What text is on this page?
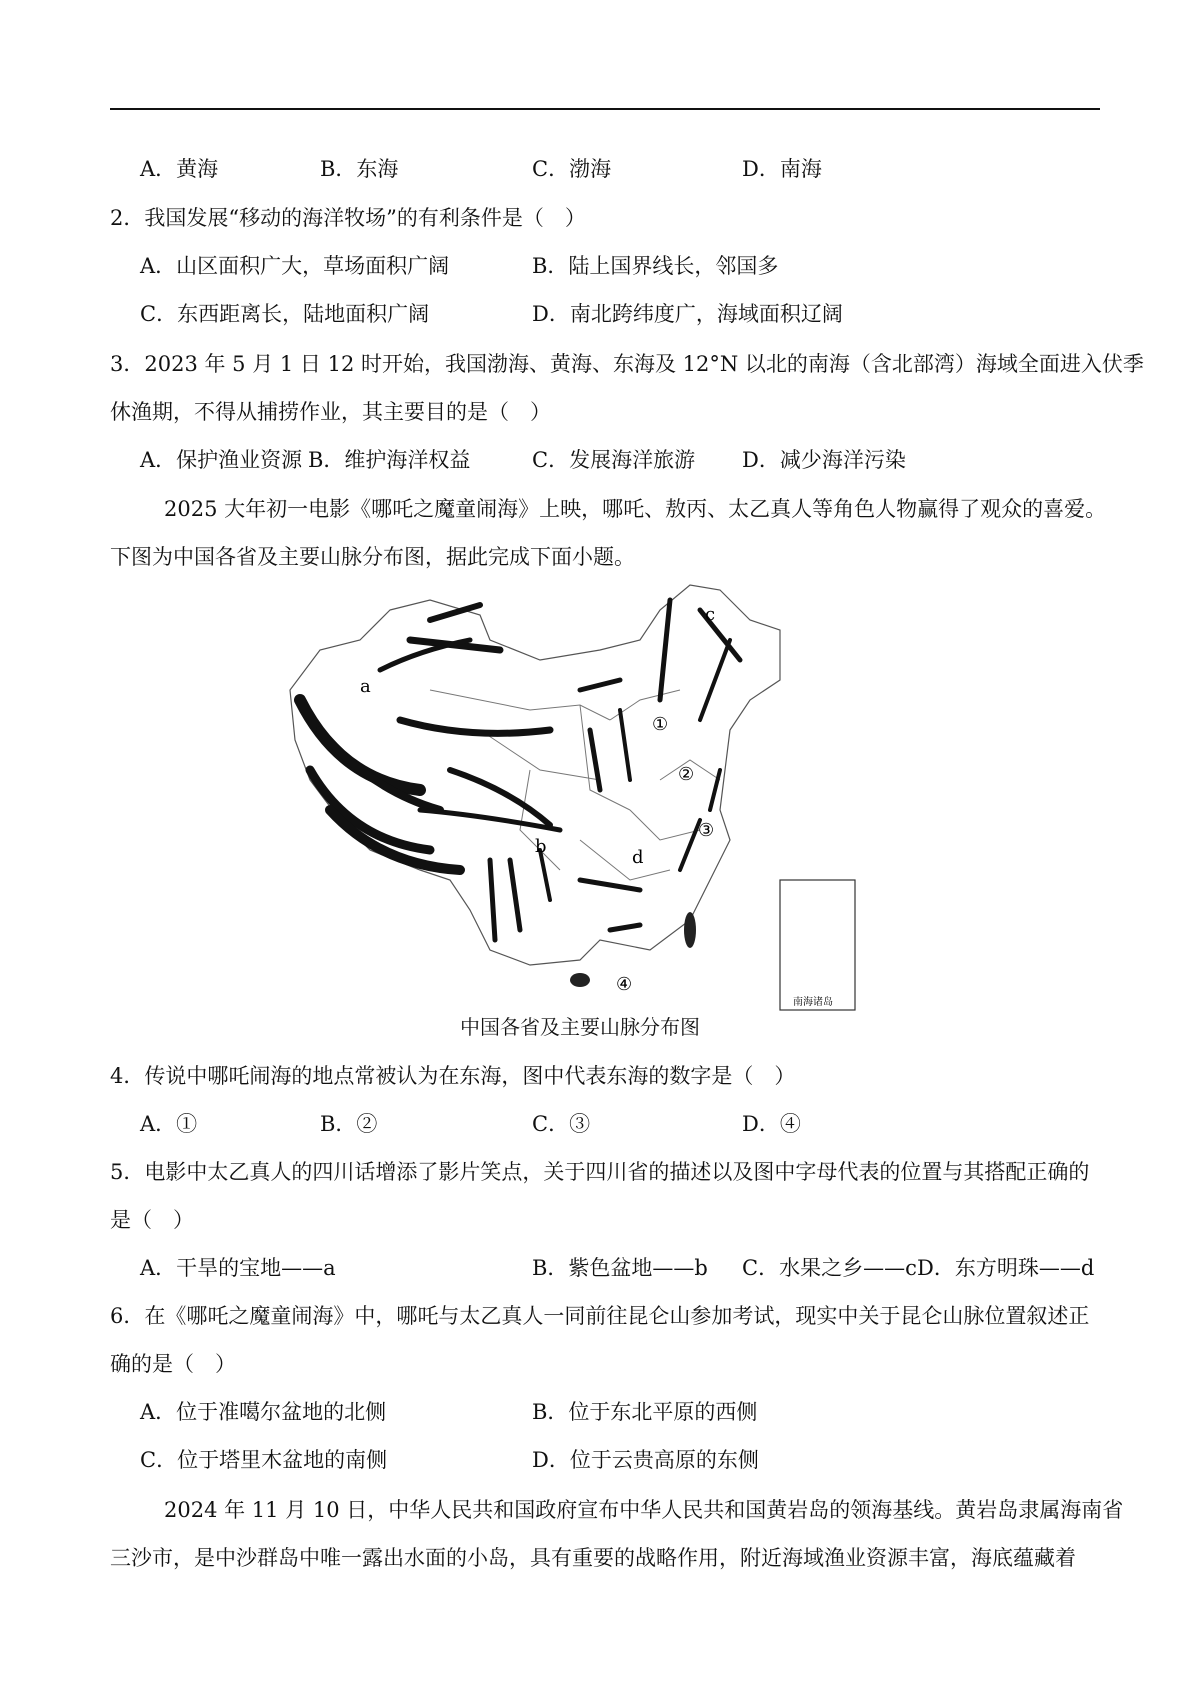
A．黄海	B．东海	C．渤海	D．南海
2．我国发展“移动的海洋牧场”的有利条件是（　）
A．山区面积广大，草场面积广阔	B．陆上国界线长，邻国多
C．东西距离长，陆地面积广阔	D．南北跨纬度广，海域面积辽阔
3．2023 年 5 月 1 日 12 时开始，我国渤海、黄海、东海及 12°N 以北的南海（含北部湾）海域全面进入伏季
休渔期，不得从捕捞作业，其主要目的是（　）
A．保护渔业资源 B．维护海洋权益	C．发展海洋旅游 D．减少海洋污染
2025 大年初一电影《哪吒之魔童闹海》上映，哪吒、敖丙、太乙真人等角色人物赢得了观众的喜爱。
下图为中国各省及主要山脉分布图，据此完成下面小题。
a
b
c
d
①
②
③
④
南海诸岛
中国各省及主要山脉分布图
4．传说中哪吒闹海的地点常被认为在东海，图中代表东海的数字是（　）
A．①	B．②	C．③	D．④
5．电影中太乙真人的四川话增添了影片笑点，关于四川省的描述以及图中字母代表的位置与其搭配正确的
是（　）
A．干旱的宝地——a	B．紫色盆地——b C．水果之乡——c D．东方明珠——d
6．在《哪吒之魔童闹海》中，哪吒与太乙真人一同前往昆仑山参加考试，现实中关于昆仑山脉位置叙述正
确的是（　）
A．位于准噶尔盆地的北侧	B．位于东北平原的西侧
C．位于塔里木盆地的南侧	D．位于云贵高原的东侧
2024 年 11 月 10 日，中华人民共和国政府宣布中华人民共和国黄岩岛的领海基线。黄岩岛隶属海南省
三沙市，是中沙群岛中唯一露出水面的小岛，具有重要的战略作用，附近海域渔业资源丰富，海底蕴藏着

WHAT IS NEEDED → Write the entries above out in full, exactly, with no images.

RESPONSE TO THIS TASK →
What text is on this page?
A．黄海	B．东海	C．渤海	D．南海
2．我国发展“移动的海洋牧场”的有利条件是（　）
A．山区面积广大，草场面积广阔	B．陆上国界线长，邻国多
C．东西距离长，陆地面积广阔	D．南北跨纬度广，海域面积辽阔
3．2023 年 5 月 1 日 12 时开始，我国渤海、黄海、东海及 12°N 以北的南海（含北部湾）海域全面进入伏季
休渔期，不得从捕捞作业，其主要目的是（　）
A．保护渔业资源 B．维护海洋权益	C．发展海洋旅游 D．减少海洋污染
2025 大年初一电影《哪吒之魔童闹海》上映，哪吒、敖丙、太乙真人等角色人物赢得了观众的喜爱。
下图为中国各省及主要山脉分布图，据此完成下面小题。
a
b
c
d
①
②
③
④
南海诸岛
中国各省及主要山脉分布图
4．传说中哪吒闹海的地点常被认为在东海，图中代表东海的数字是（　）
A．①	B．②	C．③	D．④
5．电影中太乙真人的四川话增添了影片笑点，关于四川省的描述以及图中字母代表的位置与其搭配正确的
是（　）
A．干旱的宝地——a	B．紫色盆地——b C．水果之乡——c D．东方明珠——d
6．在《哪吒之魔童闹海》中，哪吒与太乙真人一同前往昆仑山参加考试，现实中关于昆仑山脉位置叙述正
确的是（　）
A．位于准噶尔盆地的北侧	B．位于东北平原的西侧
C．位于塔里木盆地的南侧	D．位于云贵高原的东侧
2024 年 11 月 10 日，中华人民共和国政府宣布中华人民共和国黄岩岛的领海基线。黄岩岛隶属海南省
三沙市，是中沙群岛中唯一露出水面的小岛，具有重要的战略作用，附近海域渔业资源丰富，海底蕴藏着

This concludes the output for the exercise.